■ Task prompt
Copy out each line that includes the word "ffffff".

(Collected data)
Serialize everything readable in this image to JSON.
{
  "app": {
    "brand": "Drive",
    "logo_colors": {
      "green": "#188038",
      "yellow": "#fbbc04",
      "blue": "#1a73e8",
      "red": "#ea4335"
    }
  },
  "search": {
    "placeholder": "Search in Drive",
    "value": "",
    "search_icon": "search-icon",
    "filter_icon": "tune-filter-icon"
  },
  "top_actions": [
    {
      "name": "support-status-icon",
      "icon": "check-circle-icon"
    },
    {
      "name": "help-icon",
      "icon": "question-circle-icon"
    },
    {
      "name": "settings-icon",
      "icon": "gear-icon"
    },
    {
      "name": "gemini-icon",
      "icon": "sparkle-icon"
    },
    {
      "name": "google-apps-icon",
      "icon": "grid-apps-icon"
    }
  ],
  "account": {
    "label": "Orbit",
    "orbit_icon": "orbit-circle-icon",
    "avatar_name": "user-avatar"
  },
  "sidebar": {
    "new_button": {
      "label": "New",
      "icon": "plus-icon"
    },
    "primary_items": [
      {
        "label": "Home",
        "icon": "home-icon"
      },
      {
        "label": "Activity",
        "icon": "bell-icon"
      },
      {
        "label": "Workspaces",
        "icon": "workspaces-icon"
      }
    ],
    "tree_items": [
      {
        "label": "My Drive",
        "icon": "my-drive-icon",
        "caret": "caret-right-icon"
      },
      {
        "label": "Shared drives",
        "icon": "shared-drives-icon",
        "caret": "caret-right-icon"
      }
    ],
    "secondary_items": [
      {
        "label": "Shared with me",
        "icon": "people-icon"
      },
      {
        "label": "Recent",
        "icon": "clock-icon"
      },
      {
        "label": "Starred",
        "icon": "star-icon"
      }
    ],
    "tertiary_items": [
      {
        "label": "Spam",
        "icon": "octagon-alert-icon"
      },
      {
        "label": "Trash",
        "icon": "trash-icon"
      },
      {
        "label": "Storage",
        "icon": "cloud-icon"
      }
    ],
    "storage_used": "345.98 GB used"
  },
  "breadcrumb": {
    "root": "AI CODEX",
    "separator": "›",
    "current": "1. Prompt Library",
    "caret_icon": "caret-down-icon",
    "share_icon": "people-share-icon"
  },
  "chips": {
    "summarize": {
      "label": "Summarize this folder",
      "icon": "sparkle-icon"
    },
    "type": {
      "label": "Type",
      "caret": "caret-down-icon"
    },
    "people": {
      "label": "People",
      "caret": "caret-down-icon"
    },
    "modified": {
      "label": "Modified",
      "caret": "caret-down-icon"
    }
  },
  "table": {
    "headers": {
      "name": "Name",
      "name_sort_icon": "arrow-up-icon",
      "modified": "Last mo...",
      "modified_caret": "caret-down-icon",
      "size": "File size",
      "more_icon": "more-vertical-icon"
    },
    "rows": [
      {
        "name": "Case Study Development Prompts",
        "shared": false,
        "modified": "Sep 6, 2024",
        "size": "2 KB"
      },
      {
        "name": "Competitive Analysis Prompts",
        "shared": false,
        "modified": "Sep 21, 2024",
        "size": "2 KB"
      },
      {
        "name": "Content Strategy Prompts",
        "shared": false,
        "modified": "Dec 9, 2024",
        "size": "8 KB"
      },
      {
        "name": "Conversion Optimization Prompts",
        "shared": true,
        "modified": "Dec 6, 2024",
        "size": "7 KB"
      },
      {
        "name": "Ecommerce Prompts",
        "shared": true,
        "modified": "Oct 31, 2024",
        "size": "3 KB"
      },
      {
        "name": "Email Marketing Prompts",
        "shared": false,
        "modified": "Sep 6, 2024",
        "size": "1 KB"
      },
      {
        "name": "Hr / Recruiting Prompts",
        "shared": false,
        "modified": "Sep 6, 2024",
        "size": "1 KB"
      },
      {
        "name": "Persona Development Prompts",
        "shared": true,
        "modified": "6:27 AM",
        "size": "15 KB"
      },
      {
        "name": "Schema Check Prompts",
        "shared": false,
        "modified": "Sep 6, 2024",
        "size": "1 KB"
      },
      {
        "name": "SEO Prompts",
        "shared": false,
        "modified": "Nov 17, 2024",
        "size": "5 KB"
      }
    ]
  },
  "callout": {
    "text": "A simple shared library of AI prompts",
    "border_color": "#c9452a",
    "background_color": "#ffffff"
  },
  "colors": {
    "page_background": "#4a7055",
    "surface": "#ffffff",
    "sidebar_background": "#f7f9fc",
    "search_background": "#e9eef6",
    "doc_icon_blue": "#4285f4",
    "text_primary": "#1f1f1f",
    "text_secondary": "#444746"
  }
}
---
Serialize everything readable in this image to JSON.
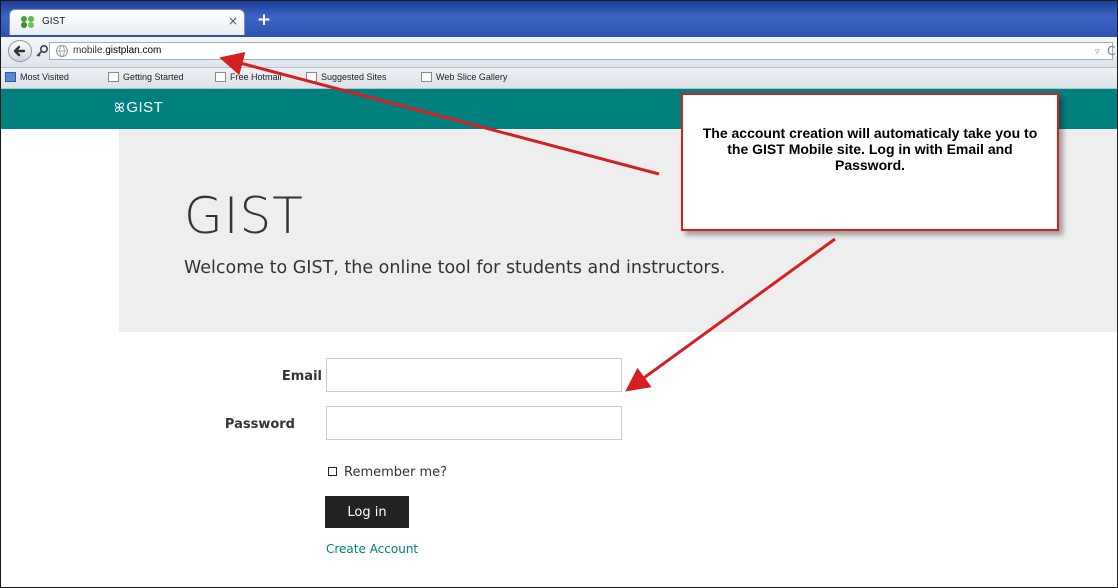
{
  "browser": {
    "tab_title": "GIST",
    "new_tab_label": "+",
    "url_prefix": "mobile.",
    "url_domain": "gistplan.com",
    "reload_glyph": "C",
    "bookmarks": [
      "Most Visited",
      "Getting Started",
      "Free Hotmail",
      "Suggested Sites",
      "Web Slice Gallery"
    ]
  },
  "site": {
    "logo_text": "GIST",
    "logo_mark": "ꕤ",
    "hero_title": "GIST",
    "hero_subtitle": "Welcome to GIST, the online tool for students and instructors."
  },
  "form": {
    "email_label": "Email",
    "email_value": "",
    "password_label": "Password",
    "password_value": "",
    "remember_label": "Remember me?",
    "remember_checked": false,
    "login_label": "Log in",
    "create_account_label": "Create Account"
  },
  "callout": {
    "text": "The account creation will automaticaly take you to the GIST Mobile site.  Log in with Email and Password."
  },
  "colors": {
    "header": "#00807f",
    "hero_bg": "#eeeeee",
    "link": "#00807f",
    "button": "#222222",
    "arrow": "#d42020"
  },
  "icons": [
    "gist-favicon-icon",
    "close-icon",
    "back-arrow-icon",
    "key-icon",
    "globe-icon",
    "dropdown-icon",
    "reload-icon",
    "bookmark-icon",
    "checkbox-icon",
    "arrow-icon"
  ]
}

■ Result for this task
    "background_color": "#ffffff"
    "surface": "#ffffff",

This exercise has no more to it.